━━━━━ SUPPLIED DATA

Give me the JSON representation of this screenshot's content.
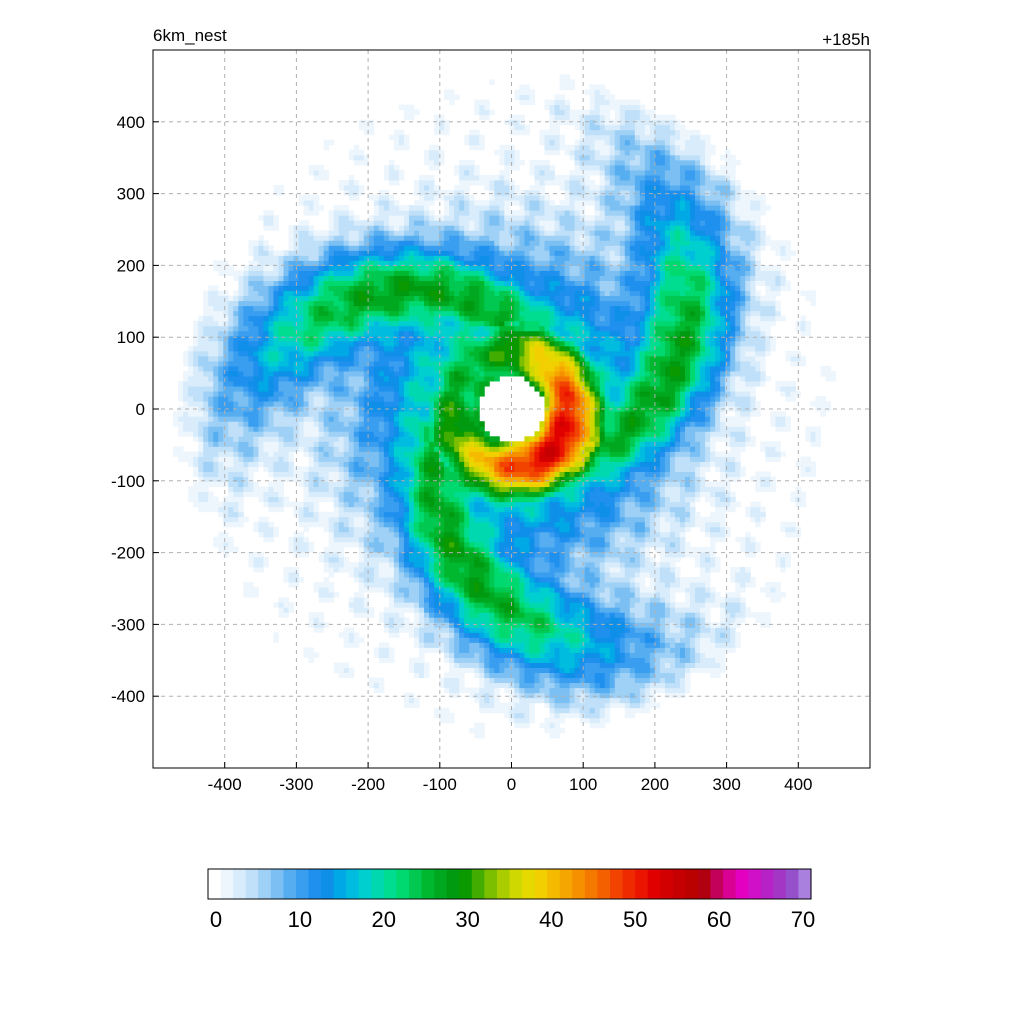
{
  "chart_data": {
    "type": "heatmap",
    "title_left": "6km_nest",
    "title_right": "+185h",
    "xlabel": "",
    "ylabel": "",
    "x_range": [
      -500,
      500
    ],
    "y_range": [
      -500,
      500
    ],
    "x_ticks": [
      -400,
      -300,
      -200,
      -100,
      0,
      100,
      200,
      300,
      400
    ],
    "y_ticks": [
      400,
      300,
      200,
      100,
      0,
      -100,
      -200,
      -300,
      -400
    ],
    "grid": "dashed",
    "field": {
      "description_source": "radar reflectivity style field (dBZ scale)",
      "eye_center": [
        0,
        0
      ],
      "eye_radius": 45,
      "max_value": 52,
      "spiral_bands": 3
    },
    "colorbar": {
      "range": [
        0,
        70
      ],
      "ticks": [
        0,
        10,
        20,
        30,
        40,
        50,
        60,
        70
      ],
      "colors": [
        "#ffffff",
        "#eef6fd",
        "#d8ecfb",
        "#bfe0f8",
        "#9fd0f5",
        "#7cc0f3",
        "#56aef1",
        "#3a9ef0",
        "#1f90ee",
        "#0e8fe8",
        "#00a9e6",
        "#00bde0",
        "#00cfd0",
        "#00d8b0",
        "#00dc90",
        "#00d870",
        "#00c850",
        "#00b830",
        "#00a820",
        "#009a10",
        "#0a9a00",
        "#42ad00",
        "#7cbf00",
        "#aacd00",
        "#cfd800",
        "#e5d900",
        "#f2cf00",
        "#f5bb00",
        "#f6a600",
        "#f69000",
        "#f57800",
        "#f45f00",
        "#f24400",
        "#f02a00",
        "#ea1400",
        "#e00000",
        "#d20000",
        "#c60000",
        "#bb0000",
        "#b10010",
        "#c3005a",
        "#d90094",
        "#e300c0",
        "#cf10c8",
        "#b722c6",
        "#a336c4",
        "#9650cc",
        "#a980de"
      ]
    }
  }
}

━━━━━━━━━━

» **WHAT THIS TASK INVOLVES**:
Using the records above, pull out each line where the word "field" occurs.

» **RESULT BELOW**:
    "field": {
      "description_source": "radar reflectivity style field (dBZ scale)",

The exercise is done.